## Provided text

+++

A natural water feature is a great addition to a garden - adding an extra element as well as beautiful sounds, light play and aesthetic qualities - but also, maybe most significantly, it allows an ecosystem of plants and wildlife to flourish and find its own balance. Natural water features can be man-made, but they use ecosystem functions rather than filters and chemicals to maintain water quality, appearance and create habitats for desirable inhabitants. Without great expense you can add sounds of flowing water and still water reflections while benefiting the overall health of the garden and surrounding natural areas.
It is human nature to have an affinity for water. The appeal of water has been ingrained through a history of reliance upon it and living alongside it. Now its attraction goes beyond any specific purpose, people are simply drawn to it and enjoy its presence.
Garden water features are relatively uncommon in New Zealand gardens, where they are often embraced in the English or Japanese tradition. Aotearoa has its own characteristic and iconic wetland flora and fauna which is adapted to our mild climate, where they create balanced and diverse systems. Prior to human interference our landscapes were interlaced with a mosaic of wetlands, small lakes and springs. These ecosystems existing at the boundaries between land & water were highly productive.
Natural water features are a fitting component of an environmentally beneficial New Zealand garden, sitting seamlessly in a landscape of both native and exotic plantings. Reincorporating living freshwater habitats within our cities is appropriate in recognition of our rich ecological history and the importance of these ecosystems to our natural heritage. A huge range of native species would be able to return with the addition of even a small pond or pool of water and many more will benefit from its presence in some way.
Gardens can have significant ecological effects, both localised within developed areas and more widely to surrounding natural areas. Gardens bring diversity of flora, posterity for rare native plants and provide welcome habitats for many kinds of lifeforms.
A common misconception about water in the garden is that complex, expensive filtration or chemical treatments are required to keep away mosquito larvae and keep water clear. These products don’t exist in nature and they are not required in a garden pond, either. When allowed to, natural processes can create a healthy, flourishing ecosystem even at a very small scale. Through these processes algae is moderated, firstly by competition with plants for nutrients and light and then reduced further by grazers, pests like mosquitoes are eliminated by beneficial predators, ample oxygen is produced by plants and organic waste is processed and recycled by a range of small invertebrates and microorganisms.

+++

## Information supplied
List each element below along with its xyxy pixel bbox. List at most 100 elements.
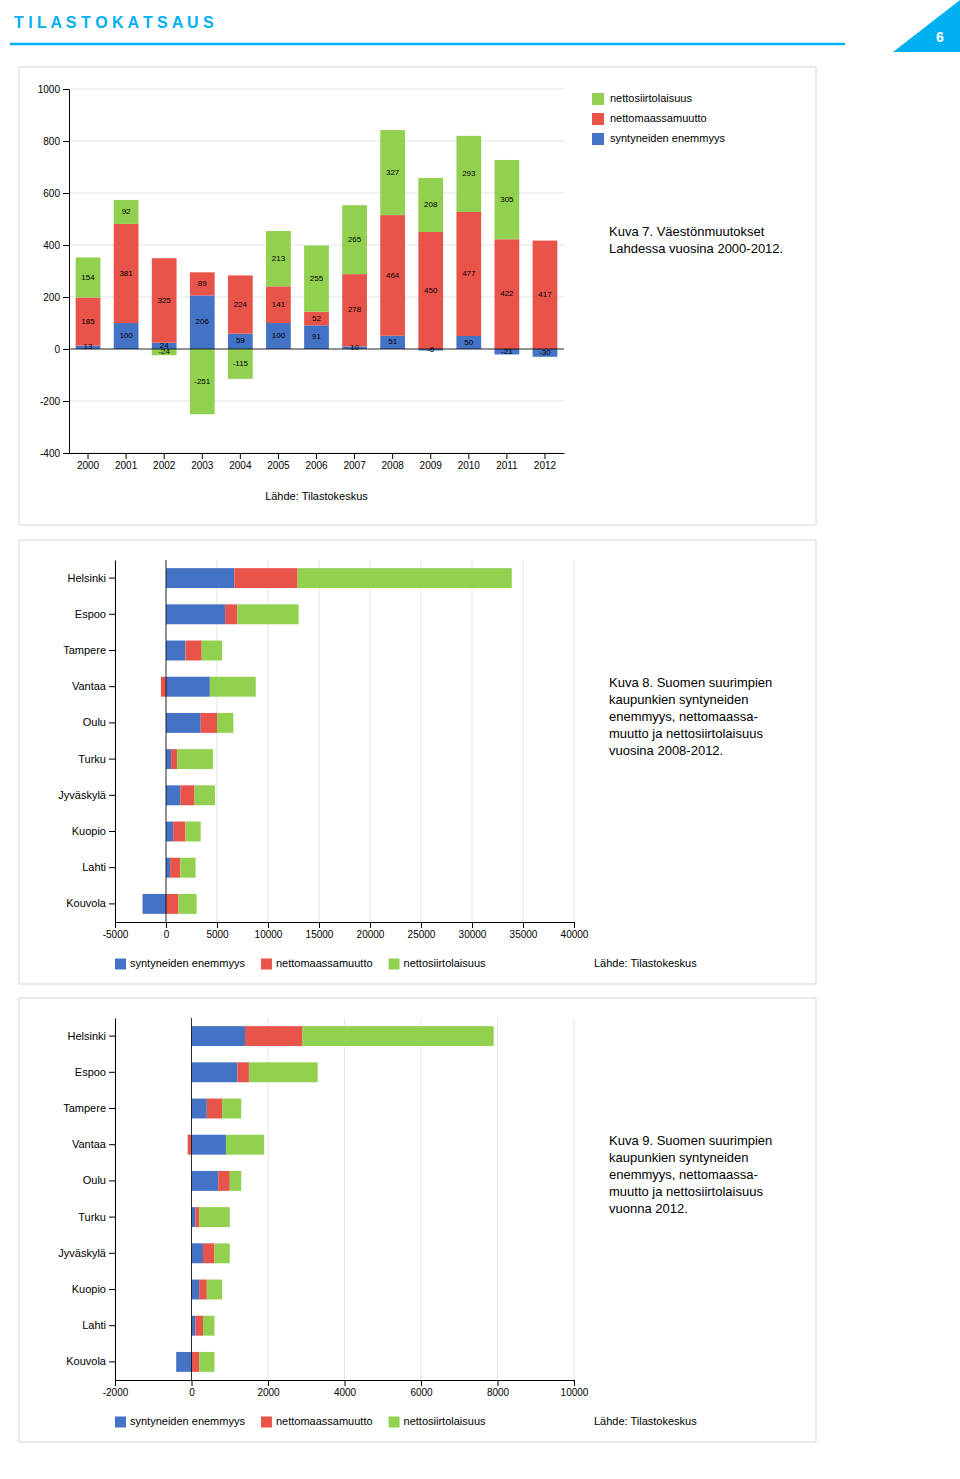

+++

Write what comes next in the passage on natural water features in gardens, starting after its last sentence.

## Result of the exercise
The foundation of a healthy waterway - just as in any landscape - is the plants. Plants perform the crucial roles of shading the water, absorbing nutrients, consolidating bottom sediments and creating diverse and complex habitat. Deep, clear open pools are lovely to look at, but they are not possible to achieve in the garden, just as they only exist in certain environments in the wild. Our home water features should aim to be like lowland ponds and shallow lakes which are highly productive and have ideal conditions for growth.
Growth of plants is preferable to algae, an excess of which not only discolours water but can harm aquatic life. When algae can bloom unrestrained by shading, grazing or nutrient limitation, the whole system can crash. Thick green water can become depleted of oxygen, killing animals and blocking light to aquatic plants which further reduces oxygen and releases nutrients and sediment. This negative spiral we have unfortunately seen repeated in many lakes around the country, with an excess of nutrients from farmland being a major contributing factor.
There is plenty of choice of what to plant in the water and around its edges, although what is important is that there are some included from each of the categories: marginal, emergent, floating, submerged and low turf. Some taller plants around the edges on the outside should be included and natives which like to grow alongside water are ideal. This includes flaxes, Manuka, Toetoe, Tī kouka and larger wetland trees such as Kahikatea. Marginal plants on the waters edge and in the shallows can be various rushes, sedges or reeds and all provide rich habitat above and below the water.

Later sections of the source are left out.